Exercise prompt
Your task is to copy every line of the entries that contains "icon".
[BEGIN The records]
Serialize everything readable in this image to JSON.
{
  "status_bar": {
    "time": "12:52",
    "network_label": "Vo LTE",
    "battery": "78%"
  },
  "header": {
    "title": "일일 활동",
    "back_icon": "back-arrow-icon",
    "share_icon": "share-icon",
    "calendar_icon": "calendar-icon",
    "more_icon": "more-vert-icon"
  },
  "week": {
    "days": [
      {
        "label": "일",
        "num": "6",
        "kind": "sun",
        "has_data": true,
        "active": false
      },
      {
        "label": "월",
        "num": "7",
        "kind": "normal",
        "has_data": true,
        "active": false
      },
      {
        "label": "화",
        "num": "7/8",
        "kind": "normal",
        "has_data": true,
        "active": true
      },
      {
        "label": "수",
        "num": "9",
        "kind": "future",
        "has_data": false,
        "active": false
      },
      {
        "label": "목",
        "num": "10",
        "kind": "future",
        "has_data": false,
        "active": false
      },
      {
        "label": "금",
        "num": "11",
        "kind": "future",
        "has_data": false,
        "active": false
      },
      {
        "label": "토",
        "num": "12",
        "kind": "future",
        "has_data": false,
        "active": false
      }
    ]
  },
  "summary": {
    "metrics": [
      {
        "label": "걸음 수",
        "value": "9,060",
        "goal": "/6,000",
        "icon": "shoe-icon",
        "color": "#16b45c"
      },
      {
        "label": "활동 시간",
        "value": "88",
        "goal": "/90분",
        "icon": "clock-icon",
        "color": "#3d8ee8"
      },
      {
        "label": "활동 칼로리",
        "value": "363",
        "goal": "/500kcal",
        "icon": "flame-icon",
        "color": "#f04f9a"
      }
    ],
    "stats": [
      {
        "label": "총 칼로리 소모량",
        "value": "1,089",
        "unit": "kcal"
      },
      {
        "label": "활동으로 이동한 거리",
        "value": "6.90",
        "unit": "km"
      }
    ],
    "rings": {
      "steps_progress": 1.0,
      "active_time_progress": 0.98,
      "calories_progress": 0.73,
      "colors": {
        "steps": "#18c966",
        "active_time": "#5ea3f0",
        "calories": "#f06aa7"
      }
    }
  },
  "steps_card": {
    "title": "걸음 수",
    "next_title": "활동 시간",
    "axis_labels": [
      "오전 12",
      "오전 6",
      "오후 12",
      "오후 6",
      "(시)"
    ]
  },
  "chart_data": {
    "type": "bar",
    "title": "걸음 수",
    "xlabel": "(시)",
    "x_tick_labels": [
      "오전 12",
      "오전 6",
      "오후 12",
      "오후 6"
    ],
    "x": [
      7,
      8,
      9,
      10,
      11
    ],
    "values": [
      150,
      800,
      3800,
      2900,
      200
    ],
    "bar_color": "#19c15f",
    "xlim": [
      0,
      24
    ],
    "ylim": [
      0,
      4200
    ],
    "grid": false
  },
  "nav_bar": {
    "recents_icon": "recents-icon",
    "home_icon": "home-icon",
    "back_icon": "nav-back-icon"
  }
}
[END The records]
Solution to this exercise
    "back_icon": "back-arrow-icon",
    "share_icon": "share-icon",
    "calendar_icon": "calendar-icon",
    "more_icon": "more-vert-icon"
        "icon": "shoe-icon",
        "icon": "clock-icon",
        "icon": "flame-icon",
    "recents_icon": "recents-icon",
    "home_icon": "home-icon",
    "back_icon": "nav-back-icon"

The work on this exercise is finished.